■ LISTING ■
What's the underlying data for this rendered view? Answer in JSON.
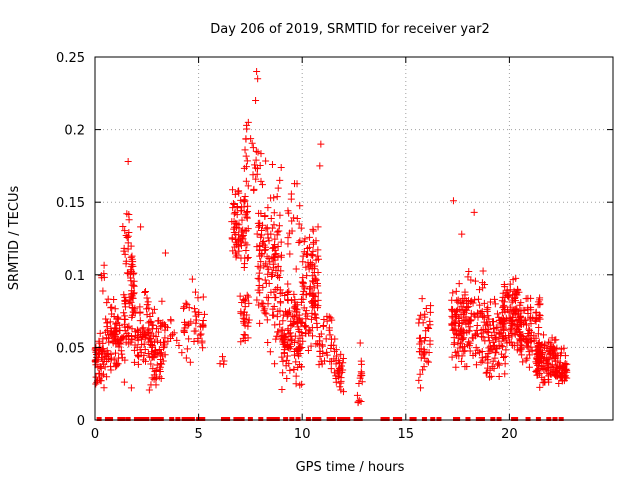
{
  "chart_data": {
    "type": "scatter",
    "title": "Day 206 of 2019, SRMTID for receiver yar2",
    "xlabel": "GPS time / hours",
    "ylabel": "SRMTID / TECUs",
    "xlim": [
      0,
      25
    ],
    "ylim": [
      0,
      0.25
    ],
    "grid": true,
    "marker": "+",
    "colors": {
      "series": "#ff0000",
      "grid": "#a0a0a0",
      "axis": "#000000"
    },
    "xticks": [
      {
        "value": 0,
        "label": "0"
      },
      {
        "value": 5,
        "label": "5"
      },
      {
        "value": 10,
        "label": "10"
      },
      {
        "value": 15,
        "label": "15"
      },
      {
        "value": 20,
        "label": "20"
      }
    ],
    "yticks": [
      {
        "value": 0,
        "label": "0"
      },
      {
        "value": 0.05,
        "label": "0.05"
      },
      {
        "value": 0.1,
        "label": "0.1"
      },
      {
        "value": 0.15,
        "label": "0.15"
      },
      {
        "value": 0.2,
        "label": "0.2"
      },
      {
        "value": 0.25,
        "label": "0.25"
      }
    ],
    "clusters": [
      {
        "x": [
          0.0,
          0.6
        ],
        "y": [
          0.02,
          0.065
        ],
        "n": 60
      },
      {
        "x": [
          0.3,
          0.5
        ],
        "y": [
          0.08,
          0.12
        ],
        "n": 6
      },
      {
        "x": [
          0.5,
          1.3
        ],
        "y": [
          0.03,
          0.085
        ],
        "n": 80
      },
      {
        "x": [
          1.3,
          1.9
        ],
        "y": [
          0.02,
          0.15
        ],
        "n": 90
      },
      {
        "x": [
          1.9,
          2.6
        ],
        "y": [
          0.03,
          0.09
        ],
        "n": 60
      },
      {
        "x": [
          2.6,
          3.3
        ],
        "y": [
          0.015,
          0.085
        ],
        "n": 70
      },
      {
        "x": [
          3.3,
          4.2
        ],
        "y": [
          0.035,
          0.08
        ],
        "n": 20
      },
      {
        "x": [
          4.2,
          5.3
        ],
        "y": [
          0.03,
          0.095
        ],
        "n": 45
      },
      {
        "x": [
          6.0,
          6.3
        ],
        "y": [
          0.035,
          0.05
        ],
        "n": 4
      },
      {
        "x": [
          6.6,
          7.4
        ],
        "y": [
          0.1,
          0.17
        ],
        "n": 80
      },
      {
        "x": [
          7.0,
          7.5
        ],
        "y": [
          0.05,
          0.1
        ],
        "n": 30
      },
      {
        "x": [
          7.2,
          7.8
        ],
        "y": [
          0.15,
          0.205
        ],
        "n": 20
      },
      {
        "x": [
          7.8,
          8.1
        ],
        "y": [
          0.05,
          0.2
        ],
        "n": 40
      },
      {
        "x": [
          8.1,
          9.0
        ],
        "y": [
          0.03,
          0.185
        ],
        "n": 110
      },
      {
        "x": [
          9.0,
          10.0
        ],
        "y": [
          0.02,
          0.095
        ],
        "n": 130
      },
      {
        "x": [
          9.3,
          10.0
        ],
        "y": [
          0.1,
          0.165
        ],
        "n": 20
      },
      {
        "x": [
          10.0,
          10.8
        ],
        "y": [
          0.04,
          0.145
        ],
        "n": 110
      },
      {
        "x": [
          10.8,
          11.6
        ],
        "y": [
          0.03,
          0.075
        ],
        "n": 40
      },
      {
        "x": [
          11.6,
          12.0
        ],
        "y": [
          0.015,
          0.05
        ],
        "n": 30
      },
      {
        "x": [
          12.6,
          12.9
        ],
        "y": [
          0.01,
          0.045
        ],
        "n": 15
      },
      {
        "x": [
          15.6,
          16.2
        ],
        "y": [
          0.015,
          0.085
        ],
        "n": 40
      },
      {
        "x": [
          17.2,
          17.9
        ],
        "y": [
          0.025,
          0.1
        ],
        "n": 90
      },
      {
        "x": [
          17.9,
          18.8
        ],
        "y": [
          0.03,
          0.105
        ],
        "n": 80
      },
      {
        "x": [
          18.8,
          19.8
        ],
        "y": [
          0.02,
          0.085
        ],
        "n": 90
      },
      {
        "x": [
          19.6,
          20.6
        ],
        "y": [
          0.045,
          0.1
        ],
        "n": 120
      },
      {
        "x": [
          20.5,
          21.5
        ],
        "y": [
          0.03,
          0.09
        ],
        "n": 90
      },
      {
        "x": [
          21.3,
          22.3
        ],
        "y": [
          0.02,
          0.06
        ],
        "n": 120
      },
      {
        "x": [
          22.3,
          22.8
        ],
        "y": [
          0.02,
          0.05
        ],
        "n": 50
      }
    ],
    "extra_points": [
      {
        "x": 1.6,
        "y": 0.178
      },
      {
        "x": 7.8,
        "y": 0.24
      },
      {
        "x": 7.85,
        "y": 0.235
      },
      {
        "x": 7.75,
        "y": 0.22
      },
      {
        "x": 7.4,
        "y": 0.205
      },
      {
        "x": 10.9,
        "y": 0.19
      },
      {
        "x": 10.85,
        "y": 0.175
      },
      {
        "x": 17.3,
        "y": 0.151
      },
      {
        "x": 18.3,
        "y": 0.143
      },
      {
        "x": 17.7,
        "y": 0.128
      },
      {
        "x": 2.2,
        "y": 0.133
      },
      {
        "x": 0.9,
        "y": 0.083
      },
      {
        "x": 16.1,
        "y": 0.063
      },
      {
        "x": 12.8,
        "y": 0.053
      },
      {
        "x": 3.4,
        "y": 0.115
      },
      {
        "x": 4.7,
        "y": 0.097
      }
    ],
    "zero_markers_x": [
      0.2,
      0.6,
      0.65,
      0.7,
      0.75,
      1.2,
      1.3,
      1.35,
      1.6,
      2.0,
      2.1,
      2.2,
      2.4,
      2.5,
      2.8,
      3.0,
      3.2,
      3.7,
      4.0,
      4.3,
      4.5,
      4.7,
      5.0,
      5.2,
      6.2,
      6.4,
      6.8,
      6.9,
      7.1,
      7.5,
      8.0,
      8.4,
      8.6,
      8.8,
      9.2,
      9.5,
      9.8,
      10.3,
      10.6,
      10.8,
      11.3,
      11.5,
      11.8,
      12.0,
      12.2,
      12.6,
      12.8,
      13.9,
      14.1,
      14.5,
      14.7,
      15.3,
      15.4,
      15.9,
      16.3,
      16.6,
      17.4,
      17.5,
      18.0,
      18.5,
      18.7,
      19.2,
      19.5,
      20.2,
      20.3,
      20.9,
      21.4,
      21.9,
      22.2,
      22.5
    ]
  }
}
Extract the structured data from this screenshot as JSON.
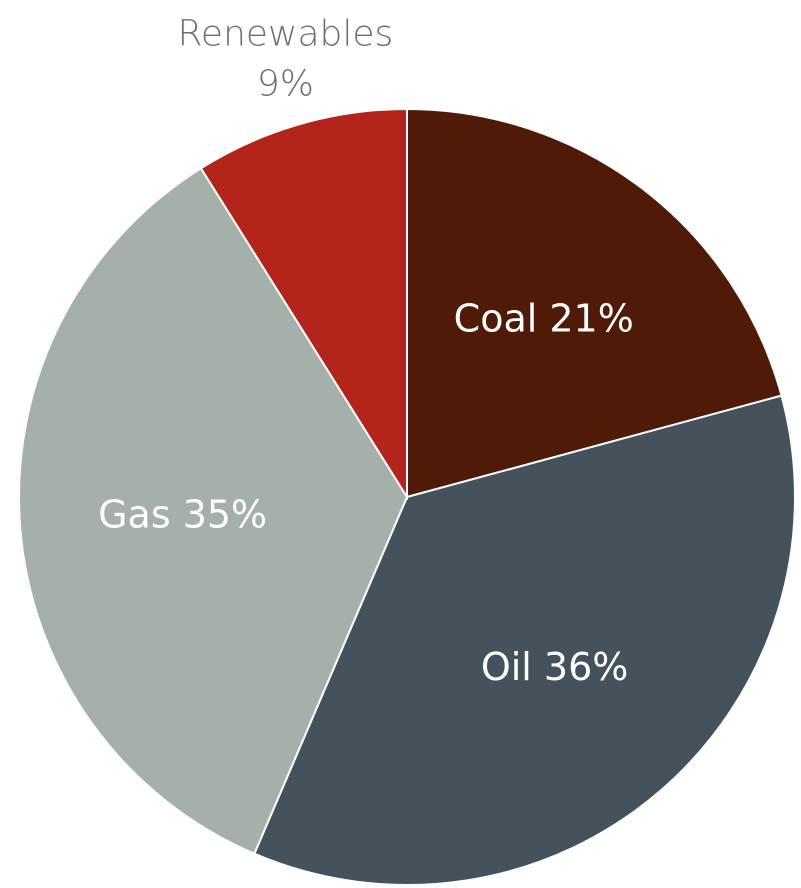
{
  "chart_data": {
    "type": "pie",
    "start_angle_deg": 0,
    "direction": "clockwise",
    "slices": [
      {
        "label": "Coal",
        "value": 21,
        "display": "21%",
        "color": "#4f1a08",
        "label_position": "inside"
      },
      {
        "label": "Oil",
        "value": 36,
        "display": "36%",
        "color": "#45525c",
        "label_position": "inside"
      },
      {
        "label": "Gas",
        "value": 35,
        "display": "35%",
        "color": "#a6b0aa",
        "label_position": "inside"
      },
      {
        "label": "Renewables",
        "value": 9,
        "display": "9%",
        "color": "#b3241b",
        "label_position": "outside"
      }
    ]
  }
}
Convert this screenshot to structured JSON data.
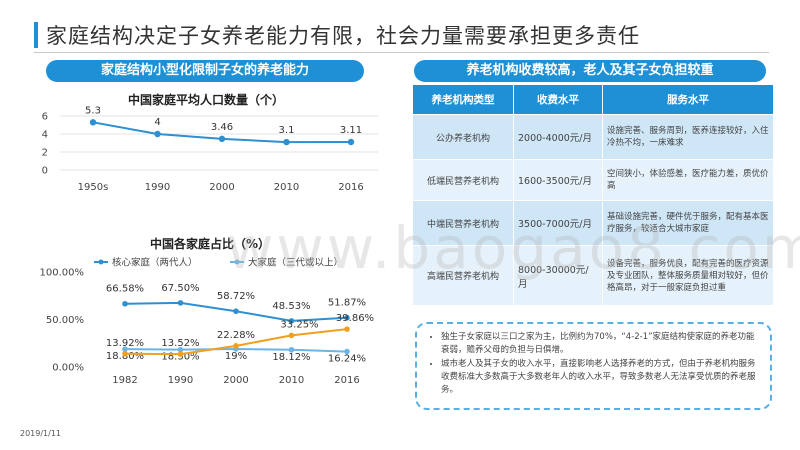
{
  "title": "家庭结构决定子女养老能力有限，社会力量需要承担更多责任",
  "left_banner": "家庭结构小型化限制子女的养老能力",
  "right_banner": "养老机构收费较高，老人及其子女负担较重",
  "chart1_title": "中国家庭平均人口数量（个）",
  "chart2_title": "中国各家庭占比（%）",
  "chart_data": [
    {
      "type": "line",
      "title": "中国家庭平均人口数量（个）",
      "categories": [
        "1950s",
        "1990",
        "2000",
        "2010",
        "2016"
      ],
      "values": [
        5.3,
        4,
        3.46,
        3.1,
        3.11
      ],
      "value_labels": [
        "5.3",
        "4",
        "3.46",
        "3.1",
        "3.11"
      ],
      "yticks": [
        "6",
        "4",
        "2",
        "0"
      ],
      "ylim": [
        0,
        6
      ],
      "grid": true,
      "color": "#2e8fd1"
    },
    {
      "type": "line",
      "title": "中国各家庭占比（%）",
      "categories": [
        "1982",
        "1990",
        "2000",
        "2010",
        "2016"
      ],
      "yticks": [
        "100.00%",
        "50.00%",
        "0.00%"
      ],
      "ylim": [
        0,
        100
      ],
      "legend_position": "top",
      "series": [
        {
          "name": "核心家庭（两代人）",
          "values": [
            66.58,
            67.5,
            58.72,
            48.53,
            51.87
          ],
          "labels": [
            "66.58%",
            "67.50%",
            "58.72%",
            "48.53%",
            "51.87%"
          ],
          "color": "#2e8fd1"
        },
        {
          "name": "大家庭（三代或以上）",
          "values": [
            18.8,
            18.3,
            19,
            18.12,
            16.24
          ],
          "labels": [
            "18.80%",
            "18.30%",
            "19%",
            "18.12%",
            "16.24%"
          ],
          "color": "#6ab4e6"
        },
        {
          "name": "",
          "values": [
            13.92,
            13.52,
            22.28,
            33.25,
            39.86
          ],
          "labels": [
            "13.92%",
            "13.52%",
            "22.28%",
            "33.25%",
            "39.86%"
          ],
          "color": "#f0a020"
        }
      ]
    }
  ],
  "fee_table": {
    "headers": [
      "养老机构类型",
      "收费水平",
      "服务水平"
    ],
    "rows": [
      {
        "type": "公办养老机构",
        "fee": "2000-4000元/月",
        "service": "设施完善、服务周到，医养连接较好，入住冷热不均，一床难求"
      },
      {
        "type": "低端民营养老机构",
        "fee": "1600-3500元/月",
        "service": "空间狭小，体验感差，医疗能力差，质优价高"
      },
      {
        "type": "中端民营养老机构",
        "fee": "3500-7000元/月",
        "service": "基础设施完善，硬件优于服务，配有基本医疗服务，较适合大城市家庭"
      },
      {
        "type": "高端民营养老机构",
        "fee": "8000-30000元/月",
        "service": "设备完善，服务优良，配有完善的医疗资源及专业团队，整体服务质量相对较好，但价格高昂，对于一般家庭负担过重"
      }
    ]
  },
  "notes": [
    "独生子女家庭以三口之家为主，比例约为70%，“4-2-1”家庭结构使家庭的养老功能衰弱，赡养父母的负担与日俱增。",
    "城市老人及其子女的收入水平，直接影响老人选择养老的方式，但由于养老机构服务收费标准大多数高于大多数老年人的收入水平，导致多数老人无法享受优质的养老服务。"
  ],
  "date": "2019/1/11",
  "watermark": "www.baogao8.com"
}
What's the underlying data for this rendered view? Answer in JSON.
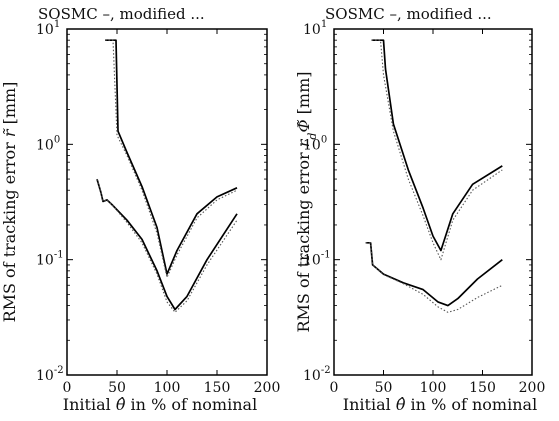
{
  "chart_data": [
    {
      "type": "line",
      "title": "SOSMC –, modified ...",
      "xlabel": "Initial θ̂ in % of nominal",
      "ylabel": "RMS of tracking error r̃ [mm]",
      "xlim": [
        0,
        200
      ],
      "ylim": [
        0.01,
        10
      ],
      "yscale": "log",
      "grid": false,
      "xticks": [
        "0",
        "50",
        "100",
        "150",
        "200"
      ],
      "yticks": [
        {
          "value": 10,
          "base": "10",
          "exp": "1"
        },
        {
          "value": 1,
          "base": "10",
          "exp": "0"
        },
        {
          "value": 0.1,
          "base": "10",
          "exp": "-1"
        },
        {
          "value": 0.01,
          "base": "10",
          "exp": "-2"
        }
      ],
      "series": [
        {
          "style": "solid",
          "x": [
            38,
            49,
            51,
            60,
            75,
            90,
            100,
            110,
            130,
            150,
            170
          ],
          "y": [
            8,
            8,
            1.3,
            0.85,
            0.43,
            0.19,
            0.075,
            0.12,
            0.25,
            0.35,
            0.42
          ]
        },
        {
          "style": "dotted",
          "x": [
            38,
            46,
            50,
            60,
            75,
            90,
            100,
            110,
            130,
            150,
            170
          ],
          "y": [
            8,
            8,
            1.2,
            0.8,
            0.4,
            0.17,
            0.07,
            0.11,
            0.23,
            0.33,
            0.4
          ]
        },
        {
          "style": "solid",
          "x": [
            30,
            34,
            36,
            40,
            45,
            60,
            75,
            90,
            100,
            108,
            120,
            140,
            170
          ],
          "y": [
            0.5,
            0.38,
            0.32,
            0.33,
            0.3,
            0.22,
            0.15,
            0.08,
            0.048,
            0.037,
            0.048,
            0.1,
            0.25
          ]
        },
        {
          "style": "dotted",
          "x": [
            30,
            34,
            36,
            40,
            45,
            60,
            75,
            90,
            100,
            108,
            120,
            140,
            170
          ],
          "y": [
            0.5,
            0.38,
            0.32,
            0.33,
            0.3,
            0.21,
            0.14,
            0.075,
            0.043,
            0.035,
            0.044,
            0.09,
            0.22
          ]
        }
      ]
    },
    {
      "type": "line",
      "title": "SOSMC –, modified ...",
      "xlabel": "Initial θ̂ in % of nominal",
      "ylabel": "RMS of tracking error r_d Φ̃ [mm]",
      "xlim": [
        0,
        200
      ],
      "ylim": [
        0.01,
        10
      ],
      "yscale": "log",
      "grid": false,
      "xticks": [
        "0",
        "50",
        "100",
        "150",
        "200"
      ],
      "yticks": [
        {
          "value": 10,
          "base": "10",
          "exp": "1"
        },
        {
          "value": 1,
          "base": "10",
          "exp": "0"
        },
        {
          "value": 0.1,
          "base": "10",
          "exp": "-1"
        },
        {
          "value": 0.01,
          "base": "10",
          "exp": "-2"
        }
      ],
      "series": [
        {
          "style": "solid",
          "x": [
            38,
            50,
            52,
            60,
            75,
            90,
            100,
            108,
            120,
            140,
            170
          ],
          "y": [
            8,
            8,
            4.5,
            1.5,
            0.6,
            0.28,
            0.16,
            0.12,
            0.25,
            0.45,
            0.65
          ]
        },
        {
          "style": "dotted",
          "x": [
            38,
            47,
            50,
            60,
            75,
            90,
            100,
            108,
            120,
            140,
            170
          ],
          "y": [
            8,
            8,
            4,
            1.3,
            0.5,
            0.24,
            0.14,
            0.1,
            0.22,
            0.4,
            0.6
          ]
        },
        {
          "style": "solid",
          "x": [
            32,
            37,
            39,
            50,
            70,
            90,
            105,
            115,
            125,
            145,
            170
          ],
          "y": [
            0.14,
            0.14,
            0.09,
            0.075,
            0.063,
            0.055,
            0.043,
            0.04,
            0.046,
            0.068,
            0.1
          ]
        },
        {
          "style": "dotted",
          "x": [
            32,
            37,
            39,
            50,
            70,
            90,
            105,
            115,
            125,
            145,
            170
          ],
          "y": [
            0.14,
            0.14,
            0.09,
            0.074,
            0.062,
            0.05,
            0.039,
            0.035,
            0.037,
            0.047,
            0.06
          ]
        }
      ]
    }
  ]
}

■ TASK ■
Check each line of the entries above, and show every one holding the word "中国各家庭占比".

■ THE ANSWER ■
  "chart2_title": "中国各家庭占比（%）",
      "title": "中国各家庭占比（%）",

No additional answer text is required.